▸ ACTIVITY: Throughout the entries below, report every line where "this" is found.

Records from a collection
------------

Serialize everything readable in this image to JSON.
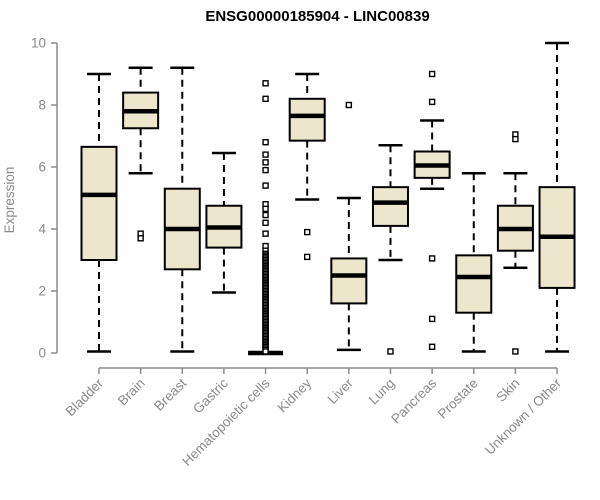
{
  "colors": {
    "background": "#ffffff",
    "box_fill": "#ece6cd",
    "box_border": "#000000",
    "median": "#000000",
    "whisker": "#000000",
    "outlier_stroke": "#000000",
    "outlier_fill": "#ffffff",
    "axis": "#8c8c8c",
    "tick_label": "#8a8a8a",
    "title": "#000000"
  },
  "chart_data": {
    "type": "boxplot",
    "title": "ENSG00000185904 - LINC00839",
    "xlabel": "",
    "ylabel": "Expression",
    "ylim": [
      0,
      10
    ],
    "yticks": [
      0,
      2,
      4,
      6,
      8,
      10
    ],
    "grid": false,
    "legend": false,
    "categories": [
      "Bladder",
      "Brain",
      "Breast",
      "Gastric",
      "Hematopoietic cells",
      "Kidney",
      "Liver",
      "Lung",
      "Pancreas",
      "Prostate",
      "Skin",
      "Unknown / Other"
    ],
    "series": [
      {
        "name": "Bladder",
        "whisker_low": 0.05,
        "q1": 3.0,
        "median": 5.1,
        "q3": 6.65,
        "whisker_high": 9.0,
        "outliers": []
      },
      {
        "name": "Brain",
        "whisker_low": 5.8,
        "q1": 7.25,
        "median": 7.8,
        "q3": 8.4,
        "whisker_high": 9.2,
        "outliers": [
          3.85,
          3.7
        ]
      },
      {
        "name": "Breast",
        "whisker_low": 0.05,
        "q1": 2.7,
        "median": 4.0,
        "q3": 5.3,
        "whisker_high": 9.2,
        "outliers": []
      },
      {
        "name": "Gastric",
        "whisker_low": 1.95,
        "q1": 3.4,
        "median": 4.05,
        "q3": 4.75,
        "whisker_high": 6.45,
        "outliers": []
      },
      {
        "name": "Hematopoietic cells",
        "whisker_low": 0,
        "q1": 0,
        "median": 0,
        "q3": 0,
        "whisker_high": 0,
        "outliers": [
          8.7,
          8.2,
          6.8,
          6.4,
          6.15,
          5.9,
          5.4,
          4.8,
          4.65,
          4.45,
          4.2,
          3.85,
          3.45,
          3.3,
          3.2,
          3.15,
          3.1,
          3.05,
          3.0,
          2.95,
          2.9,
          2.85,
          2.8,
          2.75,
          2.7,
          2.65,
          2.6,
          2.55,
          2.5,
          2.45,
          2.4,
          2.35,
          2.3,
          2.25,
          2.2,
          2.15,
          2.1,
          2.05,
          2.0,
          1.95,
          1.9,
          1.85,
          1.8,
          1.75,
          1.7,
          1.65,
          1.6,
          1.55,
          1.5,
          1.45,
          1.4,
          1.35,
          1.3,
          1.25,
          1.2,
          1.15,
          1.1,
          1.05,
          1.0,
          0.95,
          0.9,
          0.85,
          0.8,
          0.75,
          0.7,
          0.65,
          0.6,
          0.55,
          0.5,
          0.45,
          0.4,
          0.35,
          0.3,
          0.25,
          0.2,
          0.15,
          0.1,
          0.05
        ]
      },
      {
        "name": "Kidney",
        "whisker_low": 4.95,
        "q1": 6.85,
        "median": 7.65,
        "q3": 8.2,
        "whisker_high": 9.0,
        "outliers": [
          3.9,
          3.1
        ]
      },
      {
        "name": "Liver",
        "whisker_low": 0.1,
        "q1": 1.6,
        "median": 2.5,
        "q3": 3.05,
        "whisker_high": 5.0,
        "outliers": [
          8.0
        ]
      },
      {
        "name": "Lung",
        "whisker_low": 3.0,
        "q1": 4.1,
        "median": 4.85,
        "q3": 5.35,
        "whisker_high": 6.7,
        "outliers": [
          0.05
        ]
      },
      {
        "name": "Pancreas",
        "whisker_low": 5.3,
        "q1": 5.65,
        "median": 6.05,
        "q3": 6.5,
        "whisker_high": 7.5,
        "outliers": [
          9.0,
          8.1,
          3.05,
          1.1,
          0.2
        ]
      },
      {
        "name": "Prostate",
        "whisker_low": 0.05,
        "q1": 1.3,
        "median": 2.45,
        "q3": 3.15,
        "whisker_high": 5.8,
        "outliers": []
      },
      {
        "name": "Skin",
        "whisker_low": 2.75,
        "q1": 3.3,
        "median": 4.0,
        "q3": 4.75,
        "whisker_high": 5.8,
        "outliers": [
          7.05,
          6.9,
          0.05
        ]
      },
      {
        "name": "Unknown / Other",
        "whisker_low": 0.05,
        "q1": 2.1,
        "median": 3.75,
        "q3": 5.35,
        "whisker_high": 10.0,
        "outliers": []
      }
    ]
  }
}
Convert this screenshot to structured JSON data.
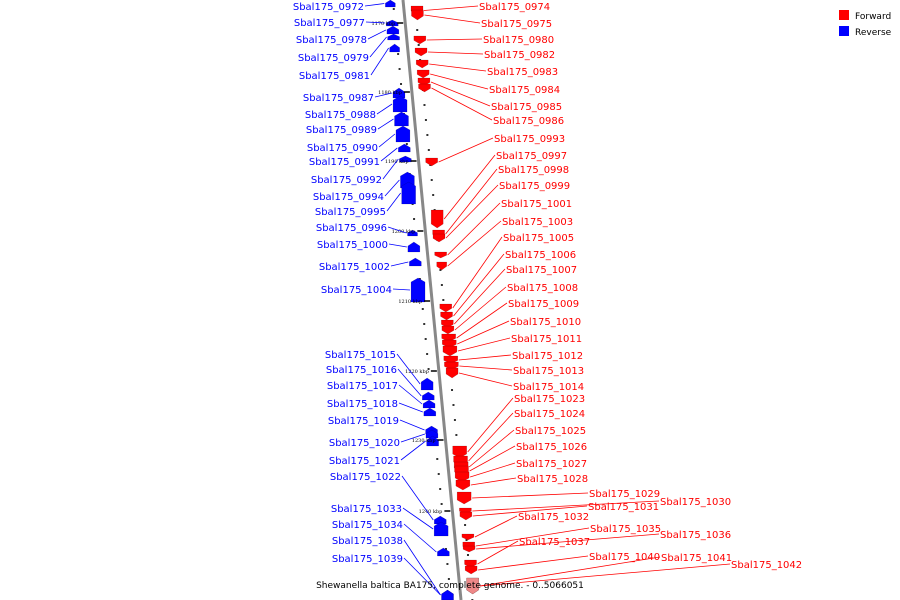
{
  "caption": "Shewanella baltica BA175, complete genome. - 0..5066051",
  "legend": [
    {
      "label": "Forward",
      "color": "#ff0000"
    },
    {
      "label": "Reverse",
      "color": "#0000ff"
    }
  ],
  "colors": {
    "forward": "#ff0000",
    "reverse": "#0000ff",
    "forward_light": "#ee8888",
    "backbone": "#888888"
  },
  "position_ticks": [
    "1170 kbp",
    "1180 kbp",
    "1190 kbp",
    "1200 kbp",
    "1210 kbp",
    "1220 kbp",
    "1230 kbp",
    "1240 kbp"
  ],
  "forward_genes": [
    "Sbal175_0974",
    "Sbal175_0975",
    "Sbal175_0980",
    "Sbal175_0982",
    "Sbal175_0983",
    "Sbal175_0984",
    "Sbal175_0985",
    "Sbal175_0986",
    "Sbal175_0993",
    "Sbal175_0997",
    "Sbal175_0998",
    "Sbal175_0999",
    "Sbal175_1001",
    "Sbal175_1003",
    "Sbal175_1005",
    "Sbal175_1006",
    "Sbal175_1007",
    "Sbal175_1008",
    "Sbal175_1009",
    "Sbal175_1010",
    "Sbal175_1011",
    "Sbal175_1012",
    "Sbal175_1013",
    "Sbal175_1014",
    "Sbal175_1023",
    "Sbal175_1024",
    "Sbal175_1025",
    "Sbal175_1026",
    "Sbal175_1027",
    "Sbal175_1028",
    "Sbal175_1029",
    "Sbal175_1030",
    "Sbal175_1031",
    "Sbal175_1032",
    "Sbal175_1035",
    "Sbal175_1036",
    "Sbal175_1037",
    "Sbal175_1040",
    "Sbal175_1041",
    "Sbal175_1042"
  ],
  "reverse_genes": [
    "Sbal175_0972",
    "Sbal175_0977",
    "Sbal175_0978",
    "Sbal175_0979",
    "Sbal175_0981",
    "Sbal175_0987",
    "Sbal175_0988",
    "Sbal175_0989",
    "Sbal175_0990",
    "Sbal175_0991",
    "Sbal175_0992",
    "Sbal175_0994",
    "Sbal175_0995",
    "Sbal175_0996",
    "Sbal175_1000",
    "Sbal175_1002",
    "Sbal175_1004",
    "Sbal175_1015",
    "Sbal175_1016",
    "Sbal175_1017",
    "Sbal175_1018",
    "Sbal175_1019",
    "Sbal175_1020",
    "Sbal175_1021",
    "Sbal175_1022",
    "Sbal175_1033",
    "Sbal175_1034",
    "Sbal175_1038",
    "Sbal175_1039"
  ]
}
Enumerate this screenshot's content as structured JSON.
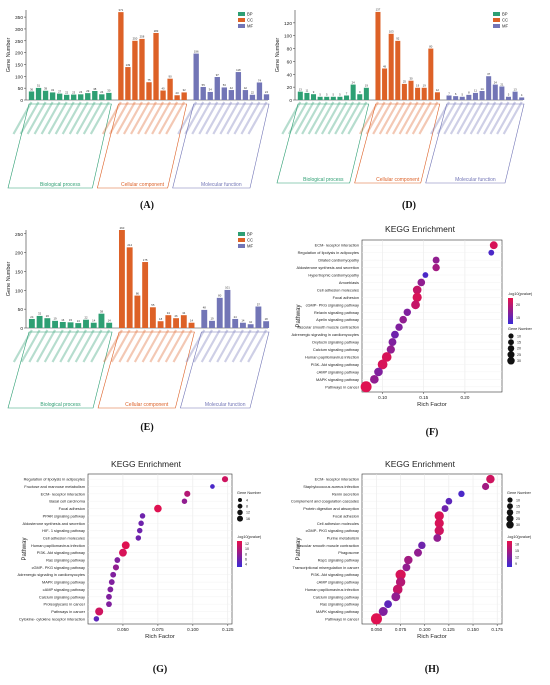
{
  "colors": {
    "bp": "#2e9f73",
    "cc": "#dd6127",
    "mf": "#7275b6",
    "dot_high": "#e8104a",
    "dot_low": "#3a2bd6"
  },
  "chart_data": [
    {
      "type": "bar",
      "panel": "A",
      "letter": "(A)",
      "ylabel": "Gene Number",
      "ylim": [
        0,
        380
      ],
      "yticks": [
        0,
        50,
        100,
        150,
        200,
        250,
        300,
        350
      ],
      "legend": [
        "BP",
        "CC",
        "MF"
      ],
      "group_labels": [
        "Biological process",
        "Cellular component",
        "Molecular function"
      ],
      "series": [
        {
          "name": "BP",
          "values": [
            36,
            51,
            39,
            32,
            27,
            22,
            23,
            24,
            29,
            38,
            24,
            30
          ]
        },
        {
          "name": "CC",
          "values": [
            371,
            139,
            250,
            258,
            75,
            283,
            40,
            90,
            20,
            32
          ]
        },
        {
          "name": "MF",
          "values": [
            196,
            55,
            34,
            97,
            53,
            42,
            118,
            42,
            22,
            74,
            24
          ]
        }
      ]
    },
    {
      "type": "bar",
      "panel": "D",
      "letter": "(D)",
      "ylabel": "Gene Number",
      "ylim": [
        0,
        140
      ],
      "yticks": [
        0,
        20,
        40,
        60,
        80,
        100,
        120
      ],
      "legend": [
        "BP",
        "CC",
        "MF"
      ],
      "group_labels": [
        "Biological process",
        "Cellular component",
        "Molecular function"
      ],
      "series": [
        {
          "name": "BP",
          "values": [
            13,
            11,
            9,
            5,
            5,
            5,
            5,
            7,
            24,
            9,
            19
          ]
        },
        {
          "name": "CC",
          "values": [
            137,
            49,
            103,
            92,
            25,
            30,
            19,
            19,
            80,
            12
          ]
        },
        {
          "name": "MF",
          "values": [
            7,
            6,
            5,
            8,
            11,
            14,
            37,
            24,
            21,
            5,
            13,
            4
          ]
        }
      ]
    },
    {
      "type": "bar",
      "panel": "E",
      "letter": "(E)",
      "ylabel": "Gene Number",
      "ylim": [
        0,
        260
      ],
      "yticks": [
        0,
        50,
        100,
        150,
        200,
        250
      ],
      "legend": [
        "BP",
        "CC",
        "MF"
      ],
      "group_labels": [
        "Biological process",
        "Cellular component",
        "Molecular function"
      ],
      "series": [
        {
          "name": "BP",
          "values": [
            24,
            32,
            26,
            19,
            16,
            15,
            13,
            22,
            14,
            38,
            14
          ]
        },
        {
          "name": "CC",
          "values": [
            260,
            214,
            86,
            175,
            55,
            18,
            34,
            26,
            34,
            14
          ]
        },
        {
          "name": "MF",
          "values": [
            48,
            19,
            80,
            101,
            24,
            14,
            10,
            57,
            18
          ]
        }
      ]
    },
    {
      "type": "scatter",
      "panel": "F",
      "letter": "(F)",
      "title": "KEGG Enrichment",
      "xlabel": "Rich Factor",
      "ylabel": "Pathway",
      "xlim": [
        0.075,
        0.245
      ],
      "xticks": [
        0.1,
        0.15,
        0.2
      ],
      "color_legend_title": "-log10(pvalue)",
      "color_ticks": [
        15,
        20
      ],
      "size_legend_title": "Gene Number",
      "size_ticks": [
        10,
        15,
        20,
        25,
        30
      ],
      "categories": [
        "ECM- receptor interaction",
        "Regulation of lipolysis in adipocytes",
        "Dilated cardiomyopathy",
        "Aldosterone synthesis and secretion",
        "Hypertrophic cardiomyopathy",
        "Amoebiasis",
        "Cell adhesion molecules",
        "Focal adhesion",
        "cGMP- PKG signaling pathway",
        "Relaxin signaling pathway",
        "Apelin signaling pathway",
        "Vascular smooth muscle contraction",
        "Adrenergic signaling in cardiomyocytes",
        "Oxytocin signaling pathway",
        "Calcium signaling pathway",
        "Human papillomavirus infection",
        "PI3K- Akt signaling pathway",
        "cAMP signaling pathway",
        "MAPK signaling pathway",
        "Pathways in cancer"
      ],
      "x": [
        0.235,
        0.232,
        0.165,
        0.165,
        0.152,
        0.147,
        0.142,
        0.142,
        0.14,
        0.13,
        0.125,
        0.12,
        0.115,
        0.112,
        0.11,
        0.105,
        0.1,
        0.095,
        0.09,
        0.08
      ],
      "size": [
        14,
        6,
        10,
        12,
        6,
        13,
        18,
        21,
        19,
        12,
        13,
        12,
        14,
        14,
        16,
        24,
        25,
        18,
        18,
        33
      ],
      "color": [
        0.9,
        0.1,
        0.5,
        0.6,
        0.1,
        0.5,
        0.8,
        0.9,
        0.8,
        0.4,
        0.5,
        0.4,
        0.3,
        0.4,
        0.5,
        0.9,
        0.9,
        0.4,
        0.5,
        0.95
      ]
    },
    {
      "type": "scatter",
      "panel": "G",
      "letter": "(G)",
      "title": "KEGG Enrichment",
      "xlabel": "Rich Factor",
      "ylabel": "Pathway",
      "xlim": [
        0.025,
        0.128
      ],
      "xticks": [
        0.05,
        0.075,
        0.1,
        0.125
      ],
      "color_legend_title": "-log10(pvalue)",
      "color_ticks": [
        4,
        6,
        8,
        10,
        12
      ],
      "size_legend_title": "Gene Number",
      "size_ticks": [
        4,
        8,
        12,
        16
      ],
      "categories": [
        "Regulation of lipolysis in adipocytes",
        "Fructose and mannose metabolism",
        "ECM- receptor interaction",
        "Basal cell carcinoma",
        "Focal adhesion",
        "PPAR signaling pathway",
        "Aldosterone synthesis and secretion",
        "HIF- 1 signaling pathway",
        "Cell adhesion molecules",
        "Human papillomavirus infection",
        "PI3K- Akt signaling pathway",
        "Ras signaling pathway",
        "cGMP- PKG signaling pathway",
        "Adrenergic signaling in cardiomyocytes",
        "MAPK signaling pathway",
        "cAMP signaling pathway",
        "Calcium signaling pathway",
        "Proteoglycans in cancer",
        "Pathways in cancer",
        "Cytokine- cytokine receptor interaction"
      ],
      "x": [
        0.123,
        0.114,
        0.096,
        0.094,
        0.075,
        0.064,
        0.063,
        0.062,
        0.061,
        0.052,
        0.05,
        0.046,
        0.045,
        0.043,
        0.042,
        0.041,
        0.04,
        0.04,
        0.033,
        0.031
      ],
      "size": [
        7,
        3,
        7,
        5,
        13,
        5,
        5,
        5,
        5,
        14,
        14,
        6,
        7,
        6,
        6,
        6,
        6,
        6,
        15,
        5
      ],
      "color": [
        0.85,
        0.1,
        0.7,
        0.5,
        0.95,
        0.3,
        0.3,
        0.3,
        0.3,
        0.95,
        0.9,
        0.4,
        0.5,
        0.4,
        0.4,
        0.4,
        0.4,
        0.4,
        0.85,
        0.2
      ]
    },
    {
      "type": "scatter",
      "panel": "H",
      "letter": "(H)",
      "title": "KEGG Enrichment",
      "xlabel": "Rich Factor",
      "ylabel": "Pathway",
      "xlim": [
        0.035,
        0.18
      ],
      "xticks": [
        0.05,
        0.075,
        0.1,
        0.125,
        0.15,
        0.175
      ],
      "color_legend_title": "-log10(pvalue)",
      "color_ticks": [
        9,
        12,
        15,
        18
      ],
      "size_legend_title": "Gene Number",
      "size_ticks": [
        10,
        15,
        20,
        25,
        30
      ],
      "categories": [
        "ECM- receptor interaction",
        "Staphylococcus aureus infection",
        "Renin secretion",
        "Complement and coagulation cascades",
        "Protein digestion and absorption",
        "Focal adhesion",
        "Cell adhesion molecules",
        "cGMP- PKG signaling pathway",
        "Purine metabolism",
        "Vascular smooth muscle contraction",
        "Phagosome",
        "Rap1 signaling pathway",
        "Transcriptional misregulation in cancer",
        "PI3K- Akt signaling pathway",
        "cAMP signaling pathway",
        "Human papillomavirus infection",
        "Calcium signaling pathway",
        "Ras signaling pathway",
        "MAPK signaling pathway",
        "Pathways in cancer"
      ],
      "x": [
        0.168,
        0.163,
        0.138,
        0.125,
        0.121,
        0.115,
        0.115,
        0.115,
        0.113,
        0.097,
        0.093,
        0.083,
        0.081,
        0.075,
        0.075,
        0.072,
        0.07,
        0.062,
        0.057,
        0.05
      ],
      "size": [
        17,
        11,
        8,
        9,
        10,
        22,
        21,
        22,
        14,
        12,
        15,
        17,
        14,
        28,
        22,
        24,
        19,
        14,
        20,
        34
      ],
      "color": [
        0.85,
        0.6,
        0.1,
        0.2,
        0.3,
        0.9,
        0.9,
        0.85,
        0.5,
        0.3,
        0.5,
        0.6,
        0.5,
        0.9,
        0.7,
        0.8,
        0.5,
        0.2,
        0.4,
        0.95
      ]
    }
  ]
}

------------

▸ ANSWER BOX:
Serialize everything readable in this image to JSON.
Convert this screenshot to structured JSON data.
Enumerate this screenshot's content as structured JSON.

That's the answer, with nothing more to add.